**Aim of the exercise:**
Wherever the word "each" appears in a line, extract that line.

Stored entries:
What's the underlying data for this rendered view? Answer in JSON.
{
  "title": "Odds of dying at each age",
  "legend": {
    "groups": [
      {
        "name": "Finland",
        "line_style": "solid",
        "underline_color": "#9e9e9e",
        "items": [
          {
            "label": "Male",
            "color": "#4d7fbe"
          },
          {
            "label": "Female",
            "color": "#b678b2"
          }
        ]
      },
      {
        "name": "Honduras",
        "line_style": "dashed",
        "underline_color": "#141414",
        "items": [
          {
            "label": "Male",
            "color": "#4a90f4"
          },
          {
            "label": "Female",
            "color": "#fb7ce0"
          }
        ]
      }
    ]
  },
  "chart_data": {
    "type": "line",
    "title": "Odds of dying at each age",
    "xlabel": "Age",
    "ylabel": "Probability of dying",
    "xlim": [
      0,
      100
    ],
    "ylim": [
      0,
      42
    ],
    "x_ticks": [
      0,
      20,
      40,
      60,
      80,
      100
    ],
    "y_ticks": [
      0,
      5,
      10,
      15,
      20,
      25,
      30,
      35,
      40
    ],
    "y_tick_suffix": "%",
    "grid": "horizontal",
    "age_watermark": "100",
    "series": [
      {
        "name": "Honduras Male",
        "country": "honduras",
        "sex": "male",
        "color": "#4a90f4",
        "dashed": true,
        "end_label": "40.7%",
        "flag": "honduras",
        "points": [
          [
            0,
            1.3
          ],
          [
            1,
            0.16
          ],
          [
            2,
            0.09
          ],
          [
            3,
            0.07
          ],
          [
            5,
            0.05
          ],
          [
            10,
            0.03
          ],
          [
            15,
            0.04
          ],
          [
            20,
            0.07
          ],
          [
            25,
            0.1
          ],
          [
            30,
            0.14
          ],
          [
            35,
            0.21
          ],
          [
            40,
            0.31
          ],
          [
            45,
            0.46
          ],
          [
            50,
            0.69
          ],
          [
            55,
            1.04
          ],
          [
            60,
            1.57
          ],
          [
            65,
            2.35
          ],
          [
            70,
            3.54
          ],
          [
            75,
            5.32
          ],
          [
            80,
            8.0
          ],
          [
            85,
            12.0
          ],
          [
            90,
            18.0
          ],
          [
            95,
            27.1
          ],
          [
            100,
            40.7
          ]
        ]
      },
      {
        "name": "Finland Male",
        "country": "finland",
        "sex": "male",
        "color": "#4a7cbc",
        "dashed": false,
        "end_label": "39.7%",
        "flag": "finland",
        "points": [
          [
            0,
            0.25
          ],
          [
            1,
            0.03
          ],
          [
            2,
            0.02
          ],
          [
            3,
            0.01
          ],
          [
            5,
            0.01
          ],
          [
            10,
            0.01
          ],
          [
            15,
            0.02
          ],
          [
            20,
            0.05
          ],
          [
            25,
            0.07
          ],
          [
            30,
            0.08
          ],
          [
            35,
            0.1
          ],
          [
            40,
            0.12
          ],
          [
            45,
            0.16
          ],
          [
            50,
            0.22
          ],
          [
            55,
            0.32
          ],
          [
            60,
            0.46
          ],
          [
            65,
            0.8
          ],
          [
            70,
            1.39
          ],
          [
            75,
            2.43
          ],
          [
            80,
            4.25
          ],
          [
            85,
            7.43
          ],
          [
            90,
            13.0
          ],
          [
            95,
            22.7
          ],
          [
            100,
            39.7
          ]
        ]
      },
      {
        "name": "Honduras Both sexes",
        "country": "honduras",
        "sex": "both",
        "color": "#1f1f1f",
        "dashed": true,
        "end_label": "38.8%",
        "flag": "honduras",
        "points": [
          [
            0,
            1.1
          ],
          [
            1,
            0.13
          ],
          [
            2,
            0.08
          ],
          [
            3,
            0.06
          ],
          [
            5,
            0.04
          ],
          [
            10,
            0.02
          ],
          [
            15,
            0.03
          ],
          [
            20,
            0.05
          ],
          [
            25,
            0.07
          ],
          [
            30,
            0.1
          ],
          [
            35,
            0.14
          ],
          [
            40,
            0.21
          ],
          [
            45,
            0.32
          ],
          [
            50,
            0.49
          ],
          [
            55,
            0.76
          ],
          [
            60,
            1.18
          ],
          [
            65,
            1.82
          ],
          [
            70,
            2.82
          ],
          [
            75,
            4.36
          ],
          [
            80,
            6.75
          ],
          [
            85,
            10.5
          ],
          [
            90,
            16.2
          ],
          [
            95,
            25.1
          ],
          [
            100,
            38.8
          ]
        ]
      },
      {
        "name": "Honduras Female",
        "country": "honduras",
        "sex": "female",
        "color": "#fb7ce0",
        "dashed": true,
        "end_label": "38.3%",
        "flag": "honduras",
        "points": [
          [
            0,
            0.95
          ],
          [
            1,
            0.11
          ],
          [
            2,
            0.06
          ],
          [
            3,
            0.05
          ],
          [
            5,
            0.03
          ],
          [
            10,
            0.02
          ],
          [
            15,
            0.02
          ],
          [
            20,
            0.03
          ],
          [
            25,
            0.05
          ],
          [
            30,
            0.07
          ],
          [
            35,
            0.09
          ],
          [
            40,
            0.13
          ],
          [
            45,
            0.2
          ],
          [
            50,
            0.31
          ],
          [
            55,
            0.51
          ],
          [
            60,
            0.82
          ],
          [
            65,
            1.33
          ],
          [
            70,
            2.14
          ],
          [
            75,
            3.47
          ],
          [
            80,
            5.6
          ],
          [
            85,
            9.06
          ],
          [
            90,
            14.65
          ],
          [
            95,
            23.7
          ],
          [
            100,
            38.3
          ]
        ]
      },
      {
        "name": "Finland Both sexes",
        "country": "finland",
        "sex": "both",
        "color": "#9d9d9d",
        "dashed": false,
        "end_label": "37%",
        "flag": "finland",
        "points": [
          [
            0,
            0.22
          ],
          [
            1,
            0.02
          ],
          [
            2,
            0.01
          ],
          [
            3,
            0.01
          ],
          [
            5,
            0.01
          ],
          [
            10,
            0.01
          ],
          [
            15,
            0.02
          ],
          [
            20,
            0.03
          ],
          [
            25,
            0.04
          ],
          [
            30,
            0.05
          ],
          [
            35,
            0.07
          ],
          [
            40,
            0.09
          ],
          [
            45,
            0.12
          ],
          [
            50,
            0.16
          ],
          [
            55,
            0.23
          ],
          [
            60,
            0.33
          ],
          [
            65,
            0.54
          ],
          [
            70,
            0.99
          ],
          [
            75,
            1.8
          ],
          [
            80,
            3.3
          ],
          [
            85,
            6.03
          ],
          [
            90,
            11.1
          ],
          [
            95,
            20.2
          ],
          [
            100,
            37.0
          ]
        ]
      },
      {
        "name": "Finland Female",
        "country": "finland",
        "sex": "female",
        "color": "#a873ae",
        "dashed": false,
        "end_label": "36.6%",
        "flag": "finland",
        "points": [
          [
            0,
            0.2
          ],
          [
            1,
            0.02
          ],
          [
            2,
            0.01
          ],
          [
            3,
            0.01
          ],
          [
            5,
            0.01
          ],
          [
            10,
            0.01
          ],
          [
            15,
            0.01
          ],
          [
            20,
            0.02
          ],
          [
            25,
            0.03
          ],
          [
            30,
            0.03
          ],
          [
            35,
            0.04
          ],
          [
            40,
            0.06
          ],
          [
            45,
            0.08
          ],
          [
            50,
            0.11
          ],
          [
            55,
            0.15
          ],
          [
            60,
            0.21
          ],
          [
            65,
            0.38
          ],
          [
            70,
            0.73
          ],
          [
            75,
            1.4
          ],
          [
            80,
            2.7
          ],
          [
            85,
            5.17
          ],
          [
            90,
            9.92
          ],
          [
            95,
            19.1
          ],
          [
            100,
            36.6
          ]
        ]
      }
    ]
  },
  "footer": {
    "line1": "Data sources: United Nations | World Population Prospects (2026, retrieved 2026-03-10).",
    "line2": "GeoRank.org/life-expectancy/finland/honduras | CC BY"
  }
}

**Solution for this task:**
  "title": "Odds of dying at each age",
    "title": "Odds of dying at each age",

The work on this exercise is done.